__INSTRUCTIONS FOR THE TASK__.
Reproduce the records below exactly as given.

__SUPPLIED RECORDS__.
################
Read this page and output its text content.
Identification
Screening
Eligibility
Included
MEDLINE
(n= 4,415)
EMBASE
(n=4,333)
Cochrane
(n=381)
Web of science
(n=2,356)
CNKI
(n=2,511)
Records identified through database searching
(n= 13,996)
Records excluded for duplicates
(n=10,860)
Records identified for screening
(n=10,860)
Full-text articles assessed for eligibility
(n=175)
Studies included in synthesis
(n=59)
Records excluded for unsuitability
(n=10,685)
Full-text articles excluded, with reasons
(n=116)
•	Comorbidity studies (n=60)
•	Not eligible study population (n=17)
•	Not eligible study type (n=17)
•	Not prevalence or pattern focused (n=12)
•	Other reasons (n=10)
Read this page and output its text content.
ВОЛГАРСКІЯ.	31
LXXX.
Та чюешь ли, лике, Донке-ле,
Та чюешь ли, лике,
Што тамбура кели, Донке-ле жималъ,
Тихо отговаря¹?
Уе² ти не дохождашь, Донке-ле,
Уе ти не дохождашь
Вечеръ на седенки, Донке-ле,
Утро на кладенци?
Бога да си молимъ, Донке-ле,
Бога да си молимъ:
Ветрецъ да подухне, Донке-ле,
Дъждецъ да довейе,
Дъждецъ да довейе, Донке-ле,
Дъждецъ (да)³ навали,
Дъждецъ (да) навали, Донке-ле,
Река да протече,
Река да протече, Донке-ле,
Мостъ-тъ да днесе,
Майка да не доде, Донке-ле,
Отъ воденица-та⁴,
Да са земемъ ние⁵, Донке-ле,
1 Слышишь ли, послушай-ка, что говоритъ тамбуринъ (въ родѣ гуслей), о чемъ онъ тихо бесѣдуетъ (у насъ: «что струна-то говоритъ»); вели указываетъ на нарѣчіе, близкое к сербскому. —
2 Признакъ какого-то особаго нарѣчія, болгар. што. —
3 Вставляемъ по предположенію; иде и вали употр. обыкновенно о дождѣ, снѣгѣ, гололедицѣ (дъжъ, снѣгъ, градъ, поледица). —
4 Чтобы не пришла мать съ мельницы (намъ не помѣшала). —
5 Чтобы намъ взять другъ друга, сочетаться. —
################
__ANSWER IN FULL__.
Read this page and output its text content.
Identification
Screening
Eligibility
Included
MEDLINE
(n= 4,415)
EMBASE
(n=4,333)
Cochrane
(n=381)
Web of science
(n=2,356)
CNKI
(n=2,511)
Records identified through database searching
(n= 13,996)
Records excluded for duplicates
(n=10,860)
Records identified for screening
(n=10,860)
Full-text articles assessed for eligibility
(n=175)
Studies included in synthesis
(n=59)
Records excluded for unsuitability
(n=10,685)
Full-text articles excluded, with reasons
(n=116)
•	Comorbidity studies (n=60)
•	Not eligible study population (n=17)
•	Not eligible study type (n=17)
•	Not prevalence or pattern focused (n=12)
•	Other reasons (n=10)
Read this page and output its text content.
ВОЛГАРСКІЯ.	31
LXXX.
Та чюешь ли, лике, Донке-ле,
Та чюешь ли, лике,
Што тамбура кели, Донке-ле жималъ,
Тихо отговаря¹?
Уе² ти не дохождашь, Донке-ле,
Уе ти не дохождашь
Вечеръ на седенки, Донке-ле,
Утро на кладенци?
Бога да си молимъ, Донке-ле,
Бога да си молимъ:
Ветрецъ да подухне, Донке-ле,
Дъждецъ да довейе,
Дъждецъ да довейе, Донке-ле,
Дъждецъ (да)³ навали,
Дъждецъ (да) навали, Донке-ле,
Река да протече,
Река да протече, Донке-ле,
Мостъ-тъ да днесе,
Майка да не доде, Донке-ле,
Отъ воденица-та⁴,
Да са земемъ ние⁵, Донке-ле,
1 Слышишь ли, послушай-ка, что говоритъ тамбуринъ (въ родѣ гуслей), о чемъ онъ тихо бесѣдуетъ (у насъ: «что струна-то говоритъ»); вели указываетъ на нарѣчіе, близкое к сербскому. —
2 Признакъ какого-то особаго нарѣчія, болгар. што. —
3 Вставляемъ по предположенію; иде и вали употр. обыкновенно о дождѣ, снѣгѣ, гололедицѣ (дъжъ, снѣгъ, градъ, поледица). —
4 Чтобы не пришла мать съ мельницы (намъ не помѣшала). —
5 Чтобы намъ взять другъ друга, сочетаться. —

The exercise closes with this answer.